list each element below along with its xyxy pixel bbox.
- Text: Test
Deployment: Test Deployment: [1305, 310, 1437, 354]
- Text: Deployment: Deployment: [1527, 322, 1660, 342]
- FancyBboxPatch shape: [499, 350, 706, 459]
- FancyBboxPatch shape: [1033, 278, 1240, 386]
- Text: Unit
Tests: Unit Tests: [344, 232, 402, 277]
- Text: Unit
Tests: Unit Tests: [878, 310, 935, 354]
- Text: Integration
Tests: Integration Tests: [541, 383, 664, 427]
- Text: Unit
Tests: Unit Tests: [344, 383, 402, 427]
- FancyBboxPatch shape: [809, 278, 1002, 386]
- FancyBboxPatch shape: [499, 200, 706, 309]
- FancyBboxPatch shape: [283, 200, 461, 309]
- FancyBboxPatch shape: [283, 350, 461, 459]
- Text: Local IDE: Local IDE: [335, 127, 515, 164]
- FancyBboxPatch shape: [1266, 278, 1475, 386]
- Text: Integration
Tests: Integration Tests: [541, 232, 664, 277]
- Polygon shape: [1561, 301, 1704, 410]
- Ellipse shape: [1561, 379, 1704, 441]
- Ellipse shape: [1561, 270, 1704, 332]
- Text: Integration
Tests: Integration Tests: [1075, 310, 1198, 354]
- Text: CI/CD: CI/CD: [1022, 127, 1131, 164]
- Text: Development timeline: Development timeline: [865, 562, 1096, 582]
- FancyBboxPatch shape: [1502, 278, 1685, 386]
####################
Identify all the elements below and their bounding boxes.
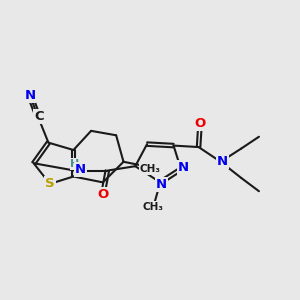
####################
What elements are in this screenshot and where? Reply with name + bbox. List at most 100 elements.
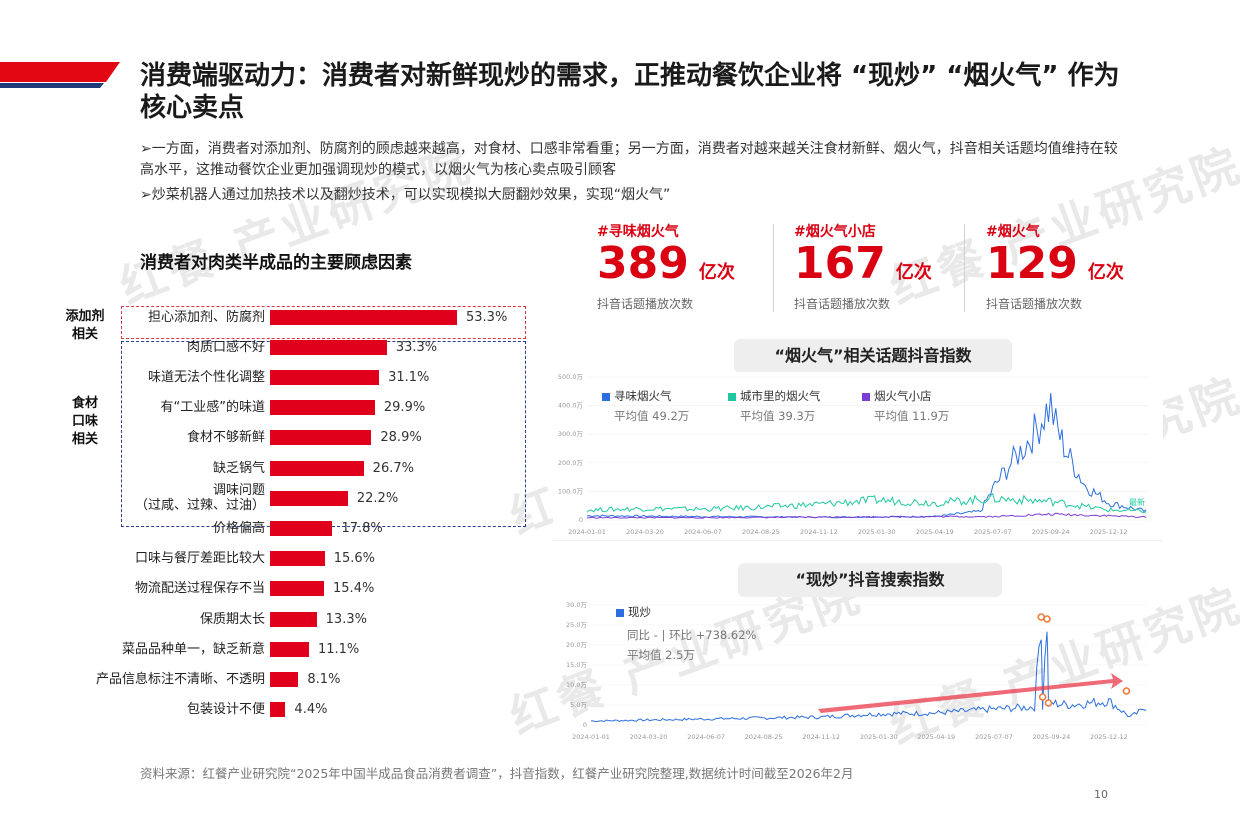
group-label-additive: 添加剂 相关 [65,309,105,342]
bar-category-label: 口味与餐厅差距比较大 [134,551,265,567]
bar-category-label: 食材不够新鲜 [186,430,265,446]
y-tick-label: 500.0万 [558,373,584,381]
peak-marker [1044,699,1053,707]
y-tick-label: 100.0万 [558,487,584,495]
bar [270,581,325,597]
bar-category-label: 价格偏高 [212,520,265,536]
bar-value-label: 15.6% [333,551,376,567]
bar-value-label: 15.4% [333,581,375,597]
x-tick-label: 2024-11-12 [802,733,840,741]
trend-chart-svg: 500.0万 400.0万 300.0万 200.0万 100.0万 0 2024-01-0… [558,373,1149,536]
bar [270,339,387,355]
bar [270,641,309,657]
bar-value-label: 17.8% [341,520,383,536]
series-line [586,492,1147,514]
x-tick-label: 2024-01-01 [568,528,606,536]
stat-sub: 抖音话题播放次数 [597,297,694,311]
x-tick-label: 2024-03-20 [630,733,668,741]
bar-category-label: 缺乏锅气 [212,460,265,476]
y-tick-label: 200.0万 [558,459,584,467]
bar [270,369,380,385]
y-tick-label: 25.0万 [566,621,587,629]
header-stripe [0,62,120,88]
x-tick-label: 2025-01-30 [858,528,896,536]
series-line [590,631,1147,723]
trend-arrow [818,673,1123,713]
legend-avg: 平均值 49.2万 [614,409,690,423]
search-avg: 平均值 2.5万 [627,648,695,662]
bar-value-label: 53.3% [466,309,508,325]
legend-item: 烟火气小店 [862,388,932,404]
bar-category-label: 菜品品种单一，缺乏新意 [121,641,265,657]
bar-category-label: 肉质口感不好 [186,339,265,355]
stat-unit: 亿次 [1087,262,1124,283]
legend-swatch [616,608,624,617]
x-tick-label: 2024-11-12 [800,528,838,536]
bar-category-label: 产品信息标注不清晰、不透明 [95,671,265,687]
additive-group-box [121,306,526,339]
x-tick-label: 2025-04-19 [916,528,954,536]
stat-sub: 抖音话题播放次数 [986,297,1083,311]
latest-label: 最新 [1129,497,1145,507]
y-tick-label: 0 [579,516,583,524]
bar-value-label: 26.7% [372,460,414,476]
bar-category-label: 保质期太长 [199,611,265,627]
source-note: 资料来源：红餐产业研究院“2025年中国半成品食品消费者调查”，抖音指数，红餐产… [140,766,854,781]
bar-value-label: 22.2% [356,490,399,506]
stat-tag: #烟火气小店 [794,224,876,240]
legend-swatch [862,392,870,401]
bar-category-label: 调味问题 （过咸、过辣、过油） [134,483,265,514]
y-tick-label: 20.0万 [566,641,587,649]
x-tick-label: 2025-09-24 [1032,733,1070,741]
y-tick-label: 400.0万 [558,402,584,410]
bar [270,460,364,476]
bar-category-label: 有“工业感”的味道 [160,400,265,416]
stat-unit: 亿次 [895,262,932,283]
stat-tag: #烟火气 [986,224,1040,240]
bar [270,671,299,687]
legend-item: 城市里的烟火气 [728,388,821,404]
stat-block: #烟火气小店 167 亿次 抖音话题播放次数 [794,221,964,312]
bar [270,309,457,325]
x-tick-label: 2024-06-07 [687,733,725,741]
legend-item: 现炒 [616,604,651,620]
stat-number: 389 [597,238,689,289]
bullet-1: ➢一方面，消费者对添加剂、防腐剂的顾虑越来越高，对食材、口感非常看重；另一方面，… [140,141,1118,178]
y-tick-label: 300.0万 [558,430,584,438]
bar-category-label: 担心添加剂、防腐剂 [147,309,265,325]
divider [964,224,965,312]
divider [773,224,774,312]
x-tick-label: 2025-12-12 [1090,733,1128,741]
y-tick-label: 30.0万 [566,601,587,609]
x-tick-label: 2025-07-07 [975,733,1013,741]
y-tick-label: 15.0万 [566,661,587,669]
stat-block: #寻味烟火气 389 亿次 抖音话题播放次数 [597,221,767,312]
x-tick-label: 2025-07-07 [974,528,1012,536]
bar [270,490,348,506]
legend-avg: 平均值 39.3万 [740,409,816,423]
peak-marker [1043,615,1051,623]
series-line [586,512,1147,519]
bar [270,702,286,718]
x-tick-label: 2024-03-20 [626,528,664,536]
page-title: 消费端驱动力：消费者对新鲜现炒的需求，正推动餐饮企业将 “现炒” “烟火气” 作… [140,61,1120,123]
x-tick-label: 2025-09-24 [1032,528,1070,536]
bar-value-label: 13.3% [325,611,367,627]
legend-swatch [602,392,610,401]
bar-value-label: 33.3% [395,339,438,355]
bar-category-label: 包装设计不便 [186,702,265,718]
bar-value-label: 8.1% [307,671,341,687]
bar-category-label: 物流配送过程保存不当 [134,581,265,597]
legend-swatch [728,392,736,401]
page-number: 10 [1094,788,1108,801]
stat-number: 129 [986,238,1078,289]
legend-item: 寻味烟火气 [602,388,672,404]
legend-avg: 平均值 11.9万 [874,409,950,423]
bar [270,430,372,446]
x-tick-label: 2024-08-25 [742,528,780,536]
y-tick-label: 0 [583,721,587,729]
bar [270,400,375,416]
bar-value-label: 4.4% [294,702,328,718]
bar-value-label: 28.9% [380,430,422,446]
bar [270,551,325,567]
####################
**AIM OF THE TASK**
Rewrite the listing lines starting at the line containing "list each element" and ending at the line containing "- Text: CI/CD: CI/CD: [1022, 127, 1131, 164]", putting "System" wherever "Integration" appears and leaving everything else as it is. Return only those lines.

**WRITTEN ANSWER**
list each element below along with its xyxy pixel bbox.
- Text: Test
Deployment: Test Deployment: [1305, 310, 1437, 354]
- Text: Deployment: Deployment: [1527, 322, 1660, 342]
- FancyBboxPatch shape: [499, 350, 706, 459]
- FancyBboxPatch shape: [1033, 278, 1240, 386]
- Text: Unit
Tests: Unit Tests: [344, 232, 402, 277]
- Text: Unit
Tests: Unit Tests: [878, 310, 935, 354]
- Text: System
Tests: System Tests: [541, 383, 664, 427]
- Text: Unit
Tests: Unit Tests: [344, 383, 402, 427]
- FancyBboxPatch shape: [809, 278, 1002, 386]
- FancyBboxPatch shape: [499, 200, 706, 309]
- FancyBboxPatch shape: [283, 200, 461, 309]
- FancyBboxPatch shape: [283, 350, 461, 459]
- Text: Local IDE: Local IDE: [335, 127, 515, 164]
- FancyBboxPatch shape: [1266, 278, 1475, 386]
- Text: System
Tests: System Tests: [541, 232, 664, 277]
- Polygon shape: [1561, 301, 1704, 410]
- Ellipse shape: [1561, 379, 1704, 441]
- Ellipse shape: [1561, 270, 1704, 332]
- Text: System
Tests: System Tests: [1075, 310, 1198, 354]
- Text: CI/CD: CI/CD: [1022, 127, 1131, 164]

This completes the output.